** Begin TASK DATA **

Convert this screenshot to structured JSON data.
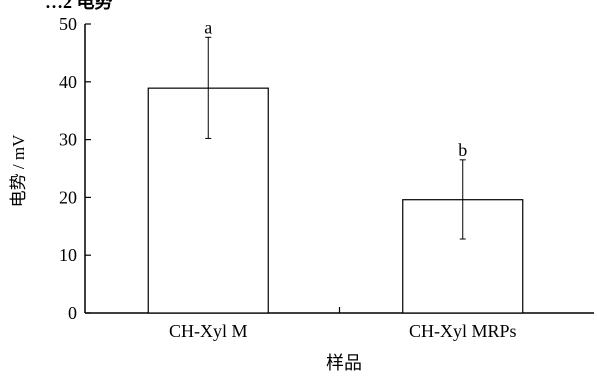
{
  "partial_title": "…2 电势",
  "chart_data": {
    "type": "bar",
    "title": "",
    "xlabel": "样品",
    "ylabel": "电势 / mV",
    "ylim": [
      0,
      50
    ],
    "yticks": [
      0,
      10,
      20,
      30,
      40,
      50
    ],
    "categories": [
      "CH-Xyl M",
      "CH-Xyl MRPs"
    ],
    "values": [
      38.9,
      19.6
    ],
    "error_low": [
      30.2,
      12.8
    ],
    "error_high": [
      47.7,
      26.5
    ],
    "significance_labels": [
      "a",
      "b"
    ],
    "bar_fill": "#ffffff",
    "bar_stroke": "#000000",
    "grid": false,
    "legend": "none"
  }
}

** End TASK DATA **

EXERCISE
All of the entries above should be duplicated exactly, except for the pictures.

FULL RESPONSE
Convert this screenshot to structured JSON data.
{
  "partial_title": "…2 电势",
  "chart_data": {
    "type": "bar",
    "title": "",
    "xlabel": "样品",
    "ylabel": "电势 / mV",
    "ylim": [
      0,
      50
    ],
    "yticks": [
      0,
      10,
      20,
      30,
      40,
      50
    ],
    "categories": [
      "CH-Xyl M",
      "CH-Xyl MRPs"
    ],
    "values": [
      38.9,
      19.6
    ],
    "error_low": [
      30.2,
      12.8
    ],
    "error_high": [
      47.7,
      26.5
    ],
    "significance_labels": [
      "a",
      "b"
    ],
    "bar_fill": "#ffffff",
    "bar_stroke": "#000000",
    "grid": false,
    "legend": "none"
  }
}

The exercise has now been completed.